**EXERCISE OBJECTIVE**
Return the count of lines that hold the string "Training", with no other words.

[Data entries for graphics]
####################

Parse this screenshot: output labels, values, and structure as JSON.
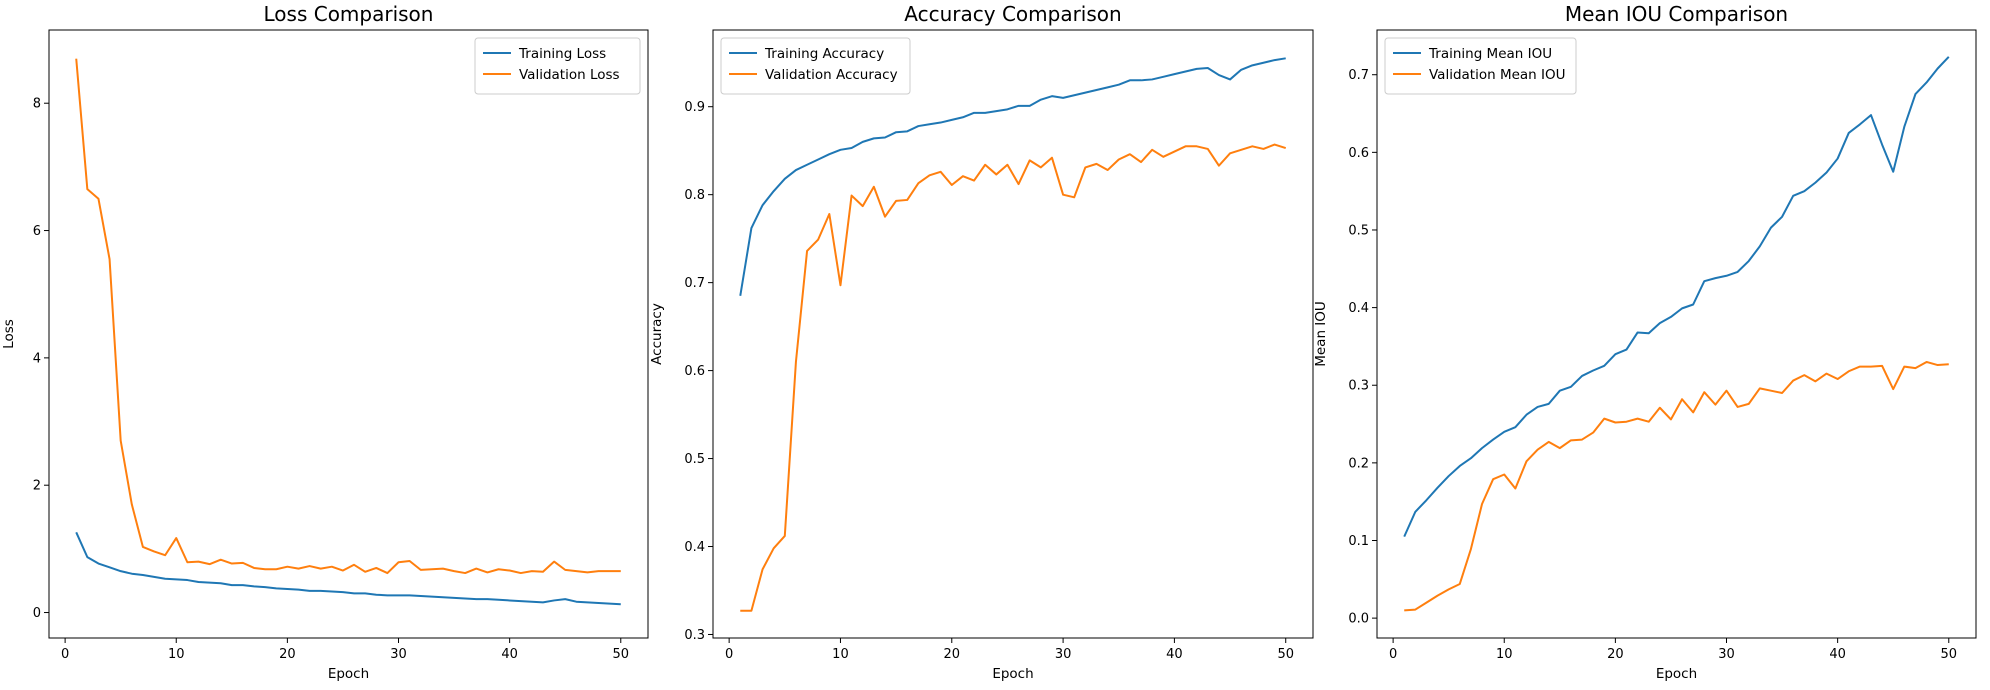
{
  "chart_data": [
    {
      "type": "line",
      "title": "Loss Comparison",
      "xlabel": "Epoch",
      "ylabel": "Loss",
      "xlim": [
        -1.45,
        52.45
      ],
      "ylim": [
        -0.4,
        9.15
      ],
      "xticks": [
        0,
        10,
        20,
        30,
        40,
        50
      ],
      "yticks": [
        0,
        2,
        4,
        6,
        8
      ],
      "legend_position": "top-right",
      "series": [
        {
          "name": "Training Loss",
          "color": "#1f77b4",
          "x": [
            1,
            2,
            3,
            4,
            5,
            6,
            7,
            8,
            9,
            10,
            11,
            12,
            13,
            14,
            15,
            16,
            17,
            18,
            19,
            20,
            21,
            22,
            23,
            24,
            25,
            26,
            27,
            28,
            29,
            30,
            31,
            32,
            33,
            34,
            35,
            36,
            37,
            38,
            39,
            40,
            41,
            42,
            43,
            44,
            45,
            46,
            47,
            48,
            49,
            50
          ],
          "values": [
            1.26,
            0.87,
            0.77,
            0.71,
            0.65,
            0.61,
            0.59,
            0.56,
            0.53,
            0.52,
            0.51,
            0.48,
            0.47,
            0.46,
            0.43,
            0.43,
            0.41,
            0.4,
            0.38,
            0.37,
            0.36,
            0.34,
            0.34,
            0.33,
            0.32,
            0.3,
            0.3,
            0.28,
            0.27,
            0.27,
            0.27,
            0.26,
            0.25,
            0.24,
            0.23,
            0.22,
            0.21,
            0.21,
            0.2,
            0.19,
            0.18,
            0.17,
            0.16,
            0.19,
            0.21,
            0.17,
            0.16,
            0.15,
            0.14,
            0.13
          ]
        },
        {
          "name": "Validation Loss",
          "color": "#ff7f0e",
          "x": [
            1,
            2,
            3,
            4,
            5,
            6,
            7,
            8,
            9,
            10,
            11,
            12,
            13,
            14,
            15,
            16,
            17,
            18,
            19,
            20,
            21,
            22,
            23,
            24,
            25,
            26,
            27,
            28,
            29,
            30,
            31,
            32,
            33,
            34,
            35,
            36,
            37,
            38,
            39,
            40,
            41,
            42,
            43,
            44,
            45,
            46,
            47,
            48,
            49,
            50
          ],
          "values": [
            8.7,
            6.65,
            6.5,
            5.55,
            2.7,
            1.7,
            1.03,
            0.96,
            0.9,
            1.17,
            0.79,
            0.8,
            0.76,
            0.83,
            0.77,
            0.78,
            0.7,
            0.68,
            0.68,
            0.72,
            0.69,
            0.73,
            0.69,
            0.72,
            0.66,
            0.75,
            0.64,
            0.7,
            0.62,
            0.79,
            0.81,
            0.67,
            0.68,
            0.69,
            0.65,
            0.62,
            0.69,
            0.63,
            0.68,
            0.66,
            0.62,
            0.65,
            0.64,
            0.8,
            0.67,
            0.65,
            0.63,
            0.65,
            0.65,
            0.65
          ]
        }
      ]
    },
    {
      "type": "line",
      "title": "Accuracy Comparison",
      "xlabel": "Epoch",
      "ylabel": "Accuracy",
      "xlim": [
        -1.45,
        52.45
      ],
      "ylim": [
        0.296,
        0.9872
      ],
      "xticks": [
        0,
        10,
        20,
        30,
        40,
        50
      ],
      "yticks": [
        0.3,
        0.4,
        0.5,
        0.6,
        0.7,
        0.8,
        0.9
      ],
      "legend_position": "top-left",
      "series": [
        {
          "name": "Training Accuracy",
          "color": "#1f77b4",
          "x": [
            1,
            2,
            3,
            4,
            5,
            6,
            7,
            8,
            9,
            10,
            11,
            12,
            13,
            14,
            15,
            16,
            17,
            18,
            19,
            20,
            21,
            22,
            23,
            24,
            25,
            26,
            27,
            28,
            29,
            30,
            31,
            32,
            33,
            34,
            35,
            36,
            37,
            38,
            39,
            40,
            41,
            42,
            43,
            44,
            45,
            46,
            47,
            48,
            49,
            50
          ],
          "values": [
            0.685,
            0.762,
            0.788,
            0.804,
            0.818,
            0.828,
            0.834,
            0.84,
            0.846,
            0.851,
            0.853,
            0.86,
            0.864,
            0.865,
            0.871,
            0.872,
            0.878,
            0.88,
            0.882,
            0.885,
            0.888,
            0.893,
            0.893,
            0.895,
            0.897,
            0.901,
            0.901,
            0.908,
            0.912,
            0.91,
            0.913,
            0.916,
            0.919,
            0.922,
            0.925,
            0.93,
            0.93,
            0.931,
            0.934,
            0.937,
            0.94,
            0.943,
            0.944,
            0.936,
            0.931,
            0.942,
            0.947,
            0.95,
            0.953,
            0.955
          ]
        },
        {
          "name": "Validation Accuracy",
          "color": "#ff7f0e",
          "x": [
            1,
            2,
            3,
            4,
            5,
            6,
            7,
            8,
            9,
            10,
            11,
            12,
            13,
            14,
            15,
            16,
            17,
            18,
            19,
            20,
            21,
            22,
            23,
            24,
            25,
            26,
            27,
            28,
            29,
            30,
            31,
            32,
            33,
            34,
            35,
            36,
            37,
            38,
            39,
            40,
            41,
            42,
            43,
            44,
            45,
            46,
            47,
            48,
            49,
            50
          ],
          "values": [
            0.327,
            0.327,
            0.374,
            0.398,
            0.412,
            0.61,
            0.736,
            0.749,
            0.778,
            0.697,
            0.799,
            0.787,
            0.809,
            0.775,
            0.793,
            0.794,
            0.813,
            0.822,
            0.826,
            0.811,
            0.821,
            0.816,
            0.834,
            0.823,
            0.834,
            0.812,
            0.839,
            0.831,
            0.842,
            0.8,
            0.797,
            0.831,
            0.835,
            0.828,
            0.84,
            0.846,
            0.837,
            0.851,
            0.843,
            0.849,
            0.855,
            0.855,
            0.852,
            0.833,
            0.847,
            0.851,
            0.855,
            0.852,
            0.857,
            0.853
          ]
        }
      ]
    },
    {
      "type": "line",
      "title": "Mean IOU Comparison",
      "xlabel": "Epoch",
      "ylabel": "Mean IOU",
      "xlim": [
        -1.45,
        52.45
      ],
      "ylim": [
        -0.0256,
        0.7576
      ],
      "xticks": [
        0,
        10,
        20,
        30,
        40,
        50
      ],
      "yticks": [
        0.0,
        0.1,
        0.2,
        0.3,
        0.4,
        0.5,
        0.6,
        0.7
      ],
      "legend_position": "top-left",
      "series": [
        {
          "name": "Training Mean IOU",
          "color": "#1f77b4",
          "x": [
            1,
            2,
            3,
            4,
            5,
            6,
            7,
            8,
            9,
            10,
            11,
            12,
            13,
            14,
            15,
            16,
            17,
            18,
            19,
            20,
            21,
            22,
            23,
            24,
            25,
            26,
            27,
            28,
            29,
            30,
            31,
            32,
            33,
            34,
            35,
            36,
            37,
            38,
            39,
            40,
            41,
            42,
            43,
            44,
            45,
            46,
            47,
            48,
            49,
            50
          ],
          "values": [
            0.105,
            0.137,
            0.152,
            0.168,
            0.183,
            0.196,
            0.206,
            0.219,
            0.23,
            0.24,
            0.246,
            0.262,
            0.272,
            0.276,
            0.293,
            0.298,
            0.312,
            0.319,
            0.325,
            0.34,
            0.346,
            0.368,
            0.367,
            0.38,
            0.388,
            0.399,
            0.404,
            0.434,
            0.438,
            0.441,
            0.446,
            0.46,
            0.479,
            0.503,
            0.517,
            0.544,
            0.55,
            0.561,
            0.574,
            0.592,
            0.625,
            0.636,
            0.648,
            0.61,
            0.575,
            0.633,
            0.675,
            0.69,
            0.708,
            0.723
          ]
        },
        {
          "name": "Validation Mean IOU",
          "color": "#ff7f0e",
          "x": [
            1,
            2,
            3,
            4,
            5,
            6,
            7,
            8,
            9,
            10,
            11,
            12,
            13,
            14,
            15,
            16,
            17,
            18,
            19,
            20,
            21,
            22,
            23,
            24,
            25,
            26,
            27,
            28,
            29,
            30,
            31,
            32,
            33,
            34,
            35,
            36,
            37,
            38,
            39,
            40,
            41,
            42,
            43,
            44,
            45,
            46,
            47,
            48,
            49,
            50
          ],
          "values": [
            0.01,
            0.011,
            0.02,
            0.029,
            0.037,
            0.044,
            0.089,
            0.147,
            0.179,
            0.185,
            0.167,
            0.202,
            0.217,
            0.227,
            0.219,
            0.229,
            0.23,
            0.239,
            0.257,
            0.252,
            0.253,
            0.257,
            0.253,
            0.271,
            0.256,
            0.282,
            0.265,
            0.291,
            0.275,
            0.293,
            0.272,
            0.276,
            0.296,
            0.293,
            0.29,
            0.306,
            0.313,
            0.305,
            0.315,
            0.308,
            0.318,
            0.324,
            0.324,
            0.325,
            0.295,
            0.324,
            0.322,
            0.33,
            0.326,
            0.327
          ]
        }
      ]
    }
  ]
}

####################

**EXERCISE OUTPUT**
3